Provided data >>
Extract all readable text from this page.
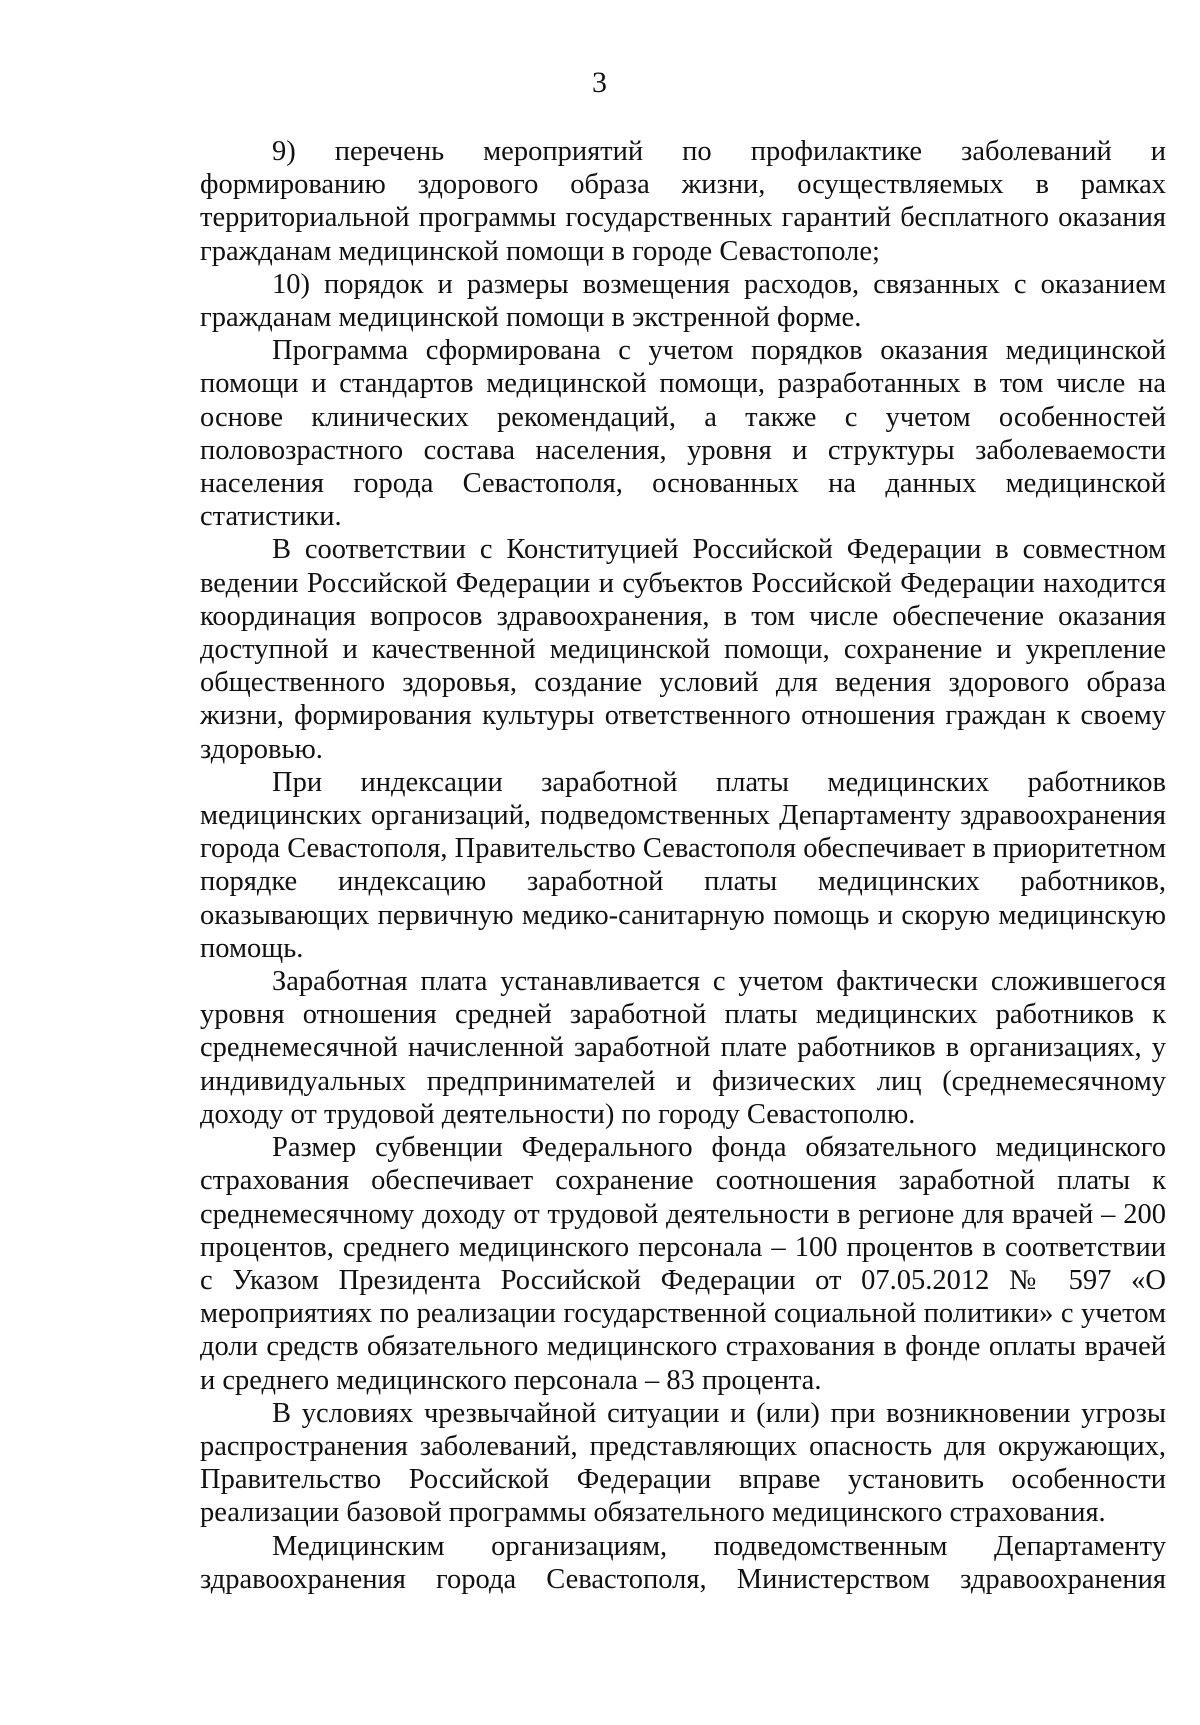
3

9) перечень мероприятий по профилактике заболеваний и формированию здорового образа жизни, осуществляемых в рамках территориальной программы государственных гарантий бесплатного оказания гражданам медицинской помощи в городе Севастополе;

10) порядок и размеры возмещения расходов, связанных с оказанием гражданам медицинской помощи в экстренной форме.

Программа сформирована с учетом порядков оказания медицинской помощи и стандартов медицинской помощи, разработанных в том числе на основе клинических рекомендаций, а также с учетом особенностей половозрастного состава населения, уровня и структуры заболеваемости населения города Севастополя, основанных на данных медицинской статистики.

В соответствии с Конституцией Российской Федерации в совместном ведении Российской Федерации и субъектов Российской Федерации находится координация вопросов здравоохранения, в том числе обеспечение оказания доступной и качественной медицинской помощи, сохранение и укрепление общественного здоровья, создание условий для ведения здорового образа жизни, формирования культуры ответственного отношения граждан к своему здоровью.

При индексации заработной платы медицинских работников медицинских организаций, подведомственных Департаменту здравоохранения города Севастополя, Правительство Севастополя обеспечивает в приоритетном порядке индексацию заработной платы медицинских работников, оказывающих первичную медико-санитарную помощь и скорую медицинскую помощь.

Заработная плата устанавливается с учетом фактически сложившегося уровня отношения средней заработной платы медицинских работников к среднемесячной начисленной заработной плате работников в организациях, у индивидуальных предпринимателей и физических лиц (среднемесячному доходу от трудовой деятельности) по городу Севастополю.

Размер субвенции Федерального фонда обязательного медицинского страхования обеспечивает сохранение соотношения заработной платы к среднемесячному доходу от трудовой деятельности в регионе для врачей – 200 процентов, среднего медицинского персонала – 100 процентов в соответствии с Указом Президента Российской Федерации от 07.05.2012 № 597 «О мероприятиях по реализации государственной социальной политики» с учетом доли средств обязательного медицинского страхования в фонде оплаты врачей и среднего медицинского персонала – 83 процента.

В условиях чрезвычайной ситуации и (или) при возникновении угрозы распространения заболеваний, представляющих опасность для окружающих, Правительство Российской Федерации вправе установить особенности реализации базовой программы обязательного медицинского страхования.

Медицинским организациям, подведомственным Департаменту здравоохранения города Севастополя, Министерством здравоохранения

Requirement >> Using the listing above, list every line in which the string "доходу" occurs.

Solution to the problem >>
Заработная плата устанавливается с учетом фактически сложившегося уровня отношения средней заработной платы медицинских работников к среднемесячной начисленной заработной плате работников в организациях, у индивидуальных предпринимателей и физических лиц (среднемесячному доходу от трудовой деятельности) по городу Севастополю.
Размер субвенции Федерального фонда обязательного медицинского страхования обеспечивает сохранение соотношения заработной платы к среднемесячному доходу от трудовой деятельности в регионе для врачей – 200 процентов, среднего медицинского персонала – 100 процентов в соответствии с Указом Президента Российской Федерации от 07.05.2012 № 597 «О мероприятиях по реализации государственной социальной политики» с учетом доли средств обязательного медицинского страхования в фонде оплаты врачей и среднего медицинского персонала – 83 процента.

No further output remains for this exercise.